:: Given data ::
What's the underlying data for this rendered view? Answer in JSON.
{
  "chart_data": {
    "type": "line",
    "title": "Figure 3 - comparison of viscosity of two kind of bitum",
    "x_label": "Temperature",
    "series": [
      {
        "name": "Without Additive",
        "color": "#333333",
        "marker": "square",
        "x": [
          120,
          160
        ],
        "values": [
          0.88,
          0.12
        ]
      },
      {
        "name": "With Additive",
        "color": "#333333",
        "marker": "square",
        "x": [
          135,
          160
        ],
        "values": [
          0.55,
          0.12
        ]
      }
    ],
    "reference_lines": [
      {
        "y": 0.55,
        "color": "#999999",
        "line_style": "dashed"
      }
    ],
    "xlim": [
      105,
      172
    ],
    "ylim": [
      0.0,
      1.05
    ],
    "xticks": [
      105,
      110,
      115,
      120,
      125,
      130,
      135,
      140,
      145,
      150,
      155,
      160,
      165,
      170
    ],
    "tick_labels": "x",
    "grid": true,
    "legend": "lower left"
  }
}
:::
Challenge: Each line above must be reproduced exactly as it stands.

Answer to the task:
What's the underlying data for this rendered view? Answer in JSON.
{
  "chart_data": {
    "type": "line",
    "title": "Figure 3 - comparison of viscosity of two kind of bitum",
    "x_label": "Temperature",
    "series": [
      {
        "name": "Without Additive",
        "color": "#333333",
        "marker": "square",
        "x": [
          120,
          160
        ],
        "values": [
          0.88,
          0.12
        ]
      },
      {
        "name": "With Additive",
        "color": "#333333",
        "marker": "square",
        "x": [
          135,
          160
        ],
        "values": [
          0.55,
          0.12
        ]
      }
    ],
    "reference_lines": [
      {
        "y": 0.55,
        "color": "#999999",
        "line_style": "dashed"
      }
    ],
    "xlim": [
      105,
      172
    ],
    "ylim": [
      0.0,
      1.05
    ],
    "xticks": [
      105,
      110,
      115,
      120,
      125,
      130,
      135,
      140,
      145,
      150,
      155,
      160,
      165,
      170
    ],
    "tick_labels": "x",
    "grid": true,
    "legend": "lower left"
  }
}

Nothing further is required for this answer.